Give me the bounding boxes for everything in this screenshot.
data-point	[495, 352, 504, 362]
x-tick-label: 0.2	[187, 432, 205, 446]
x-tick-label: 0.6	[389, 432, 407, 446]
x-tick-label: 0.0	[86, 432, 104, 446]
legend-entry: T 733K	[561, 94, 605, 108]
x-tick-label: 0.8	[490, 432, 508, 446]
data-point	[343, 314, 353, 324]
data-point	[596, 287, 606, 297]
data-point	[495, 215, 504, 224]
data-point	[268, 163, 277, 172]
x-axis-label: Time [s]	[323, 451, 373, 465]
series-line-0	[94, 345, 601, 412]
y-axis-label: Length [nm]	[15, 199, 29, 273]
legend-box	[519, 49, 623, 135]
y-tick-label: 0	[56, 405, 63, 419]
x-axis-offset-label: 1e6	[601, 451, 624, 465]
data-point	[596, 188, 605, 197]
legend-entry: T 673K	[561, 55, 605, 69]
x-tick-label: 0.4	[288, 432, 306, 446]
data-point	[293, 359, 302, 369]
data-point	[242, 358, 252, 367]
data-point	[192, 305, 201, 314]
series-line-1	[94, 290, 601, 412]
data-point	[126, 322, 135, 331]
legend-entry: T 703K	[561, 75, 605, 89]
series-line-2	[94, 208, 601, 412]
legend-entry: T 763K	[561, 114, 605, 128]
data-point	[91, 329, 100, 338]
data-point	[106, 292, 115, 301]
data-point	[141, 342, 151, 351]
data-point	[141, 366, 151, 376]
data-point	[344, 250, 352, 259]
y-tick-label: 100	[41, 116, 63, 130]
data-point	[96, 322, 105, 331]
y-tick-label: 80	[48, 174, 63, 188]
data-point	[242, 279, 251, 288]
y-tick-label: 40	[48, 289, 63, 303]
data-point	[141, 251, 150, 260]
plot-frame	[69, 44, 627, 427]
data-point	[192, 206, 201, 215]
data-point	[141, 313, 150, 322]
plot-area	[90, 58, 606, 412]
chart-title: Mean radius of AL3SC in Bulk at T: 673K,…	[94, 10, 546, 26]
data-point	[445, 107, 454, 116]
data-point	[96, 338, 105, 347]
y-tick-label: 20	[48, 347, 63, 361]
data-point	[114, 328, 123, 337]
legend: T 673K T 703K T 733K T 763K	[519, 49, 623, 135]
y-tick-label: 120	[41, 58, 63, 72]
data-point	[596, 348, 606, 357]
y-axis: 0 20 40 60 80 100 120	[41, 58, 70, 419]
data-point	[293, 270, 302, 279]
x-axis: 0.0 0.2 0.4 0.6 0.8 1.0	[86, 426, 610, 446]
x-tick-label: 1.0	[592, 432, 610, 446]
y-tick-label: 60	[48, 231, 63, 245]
....
Reproduce the stretch from the start of the records through the line containing "358, 252, 367]", both ends included.

Give me the bounding boxes for everything in this screenshot.
data-point	[495, 352, 504, 362]
x-tick-label: 0.2	[187, 432, 205, 446]
x-tick-label: 0.6	[389, 432, 407, 446]
x-tick-label: 0.0	[86, 432, 104, 446]
legend-entry: T 733K	[561, 94, 605, 108]
x-tick-label: 0.8	[490, 432, 508, 446]
data-point	[343, 314, 353, 324]
data-point	[596, 287, 606, 297]
data-point	[495, 215, 504, 224]
data-point	[268, 163, 277, 172]
x-axis-label: Time [s]	[323, 451, 373, 465]
series-line-0	[94, 345, 601, 412]
y-axis-label: Length [nm]	[15, 199, 29, 273]
legend-box	[519, 49, 623, 135]
y-tick-label: 0	[56, 405, 63, 419]
x-axis-offset-label: 1e6	[601, 451, 624, 465]
data-point	[596, 188, 605, 197]
legend-entry: T 673K	[561, 55, 605, 69]
x-tick-label: 0.4	[288, 432, 306, 446]
data-point	[293, 359, 302, 369]
data-point	[242, 358, 252, 367]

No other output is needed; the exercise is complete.